Natürlich gibt es auch Rollstühle mit innovativen Faltkonzepten, doch viele Rollstuhlfahrer*innen vor allem die, die auch allein im Auto unterwegs sind, verzichten auf derartige Zusatzfunktionen – aus gutem Grund:
"Weniger Einstellbarkeit heißt weniger bewegliche Teile, heißt weniger Gewicht. Wenn ich weniger Gewicht habe, habe ich weniger Belastung auf der Schulter, wenn ich den Rollstuhl nachher antreibe", sagt Rollstuhlentwickler Winfried Beigel.


Am Wirbelsäulenzentrum der Orthopädischen Universitätsklinik Heidelberg untersuchte Professor Michael Akbar, inwieweit Rollstuhlfahrer durch die dauerhafte Belastung ihrer Arme, also durch das Stemmen des eigenen Körpergewichts, das Heben der Arme über Kopf und das Antreiben des Rollstuhls, ein erhöhtes Risiko für Risse in der Rotatorenmanschette haben. Also in den das Schultergelenk umgebenden Weichteilstrukturen aus Muskeln und Sehnen. In der Studie wurden 100 Rollstuhlfahrende und 100 gehendende Probanden verglichen.
"63 Prozent hatten Rotatorenmanschettenrupturen, in der Kontrollgruppe nur 15 Prozent. Auch entzündliche Veränderungen zum Beispiel des Schleimbeutels unterm Schulterdach, Sehnenveränderungen, das Akromioklavikulargelenk, das ist das Schulterdach-Schlüsselbein-Gelenk, war deutlich häufiger betroffen. Weichteilverschleiß, der dann zu dieser Beschwerdehaftigkeit der Schultern geführt hat und das die Schultergelenke trotz der Beschwerden ja täglich benutzt worden sind und eingesetzt worden sind, sind die Patienten teilweise aus dieser Schmerzspirale und Entzündungsspirale und Überbelastungsspirale gar nicht rausgekommen."

Rollstühle werden auf Bedürfnisse angepasst

Grundsätzlich müssen Rollstühle gut an die individuellen Voraussetzungen der Nutzer und Nutzerinnen angepasst werden, sagt auch Michael Akbar, um die Belastungen nicht noch unnötig zu verstärken.

"Da gibt es ganz viele Dinge, die falsch gemacht werden können. Wenn man diese Radaufhängung zu weit hinten setzt, muss der Patient das Schultergelenk ja noch mehr belasten."

■ Bereitgestellte Daten
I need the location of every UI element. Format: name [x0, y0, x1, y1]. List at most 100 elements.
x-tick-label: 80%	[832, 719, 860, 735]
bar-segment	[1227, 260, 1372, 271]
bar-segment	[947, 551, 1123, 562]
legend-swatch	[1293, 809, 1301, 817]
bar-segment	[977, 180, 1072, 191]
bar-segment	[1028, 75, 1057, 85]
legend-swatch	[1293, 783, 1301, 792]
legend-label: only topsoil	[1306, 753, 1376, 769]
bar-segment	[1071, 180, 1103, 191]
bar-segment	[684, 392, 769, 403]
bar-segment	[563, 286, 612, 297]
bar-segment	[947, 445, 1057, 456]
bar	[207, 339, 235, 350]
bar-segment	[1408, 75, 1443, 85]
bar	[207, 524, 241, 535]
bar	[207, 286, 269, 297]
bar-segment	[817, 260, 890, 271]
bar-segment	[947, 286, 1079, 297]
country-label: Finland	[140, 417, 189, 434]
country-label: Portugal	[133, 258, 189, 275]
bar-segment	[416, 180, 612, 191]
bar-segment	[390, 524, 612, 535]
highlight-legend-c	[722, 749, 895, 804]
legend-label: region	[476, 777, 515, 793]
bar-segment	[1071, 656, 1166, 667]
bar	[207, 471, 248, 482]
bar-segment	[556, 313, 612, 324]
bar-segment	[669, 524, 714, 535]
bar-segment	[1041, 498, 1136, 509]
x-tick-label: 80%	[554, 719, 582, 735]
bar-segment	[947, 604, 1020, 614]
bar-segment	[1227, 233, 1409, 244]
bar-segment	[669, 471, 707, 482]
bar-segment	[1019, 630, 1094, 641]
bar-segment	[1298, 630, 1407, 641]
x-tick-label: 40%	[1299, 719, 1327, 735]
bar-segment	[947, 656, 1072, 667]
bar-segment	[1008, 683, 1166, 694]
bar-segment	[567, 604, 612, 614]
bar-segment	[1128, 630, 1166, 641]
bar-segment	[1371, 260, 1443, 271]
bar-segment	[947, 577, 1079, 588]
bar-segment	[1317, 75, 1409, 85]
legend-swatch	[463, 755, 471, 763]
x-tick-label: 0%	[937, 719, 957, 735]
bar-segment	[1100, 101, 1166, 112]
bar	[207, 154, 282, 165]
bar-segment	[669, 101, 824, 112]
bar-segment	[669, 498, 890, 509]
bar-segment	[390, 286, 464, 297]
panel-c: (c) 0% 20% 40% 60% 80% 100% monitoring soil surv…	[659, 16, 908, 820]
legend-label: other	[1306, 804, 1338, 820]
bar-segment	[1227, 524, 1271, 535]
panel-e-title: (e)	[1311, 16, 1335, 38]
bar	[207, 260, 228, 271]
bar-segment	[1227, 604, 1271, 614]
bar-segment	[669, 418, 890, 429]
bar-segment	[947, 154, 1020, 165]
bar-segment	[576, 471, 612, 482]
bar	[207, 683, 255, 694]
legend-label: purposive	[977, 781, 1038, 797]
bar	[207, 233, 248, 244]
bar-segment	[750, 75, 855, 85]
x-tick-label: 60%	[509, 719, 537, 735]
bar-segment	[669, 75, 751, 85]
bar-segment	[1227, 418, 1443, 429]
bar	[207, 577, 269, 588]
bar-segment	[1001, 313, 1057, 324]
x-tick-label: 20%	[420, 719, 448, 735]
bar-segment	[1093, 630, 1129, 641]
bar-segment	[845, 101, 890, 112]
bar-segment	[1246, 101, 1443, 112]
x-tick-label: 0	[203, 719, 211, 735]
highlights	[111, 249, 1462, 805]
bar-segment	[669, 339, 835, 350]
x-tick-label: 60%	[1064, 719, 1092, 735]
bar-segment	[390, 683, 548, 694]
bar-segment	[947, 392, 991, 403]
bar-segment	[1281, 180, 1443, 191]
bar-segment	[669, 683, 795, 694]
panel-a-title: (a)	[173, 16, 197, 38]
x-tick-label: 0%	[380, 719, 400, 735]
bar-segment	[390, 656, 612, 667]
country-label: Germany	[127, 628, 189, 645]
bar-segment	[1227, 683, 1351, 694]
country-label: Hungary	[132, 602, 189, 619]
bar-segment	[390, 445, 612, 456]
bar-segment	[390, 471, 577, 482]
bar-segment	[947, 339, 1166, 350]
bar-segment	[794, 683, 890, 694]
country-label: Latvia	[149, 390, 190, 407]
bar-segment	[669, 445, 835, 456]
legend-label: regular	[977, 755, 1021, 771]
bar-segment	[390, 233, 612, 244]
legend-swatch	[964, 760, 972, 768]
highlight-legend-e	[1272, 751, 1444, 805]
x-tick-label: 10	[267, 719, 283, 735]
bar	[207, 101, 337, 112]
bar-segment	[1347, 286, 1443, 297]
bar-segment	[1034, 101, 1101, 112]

■ Aufgabenstellung
An welcher Einrichtung untersuchte Professor Michael Akbar laut dem Text über Rollstühle und Schulterbelastung das Risiko für Risse in der Rotatorenmanschette bei Rollstuhlfahrern? Die Einträge werden für die Bearbeitung nicht benötigt.

■ Lösung
Am Wirbelsäulenzentrum der Orthopädischen Universitätsklinik Heidelberg.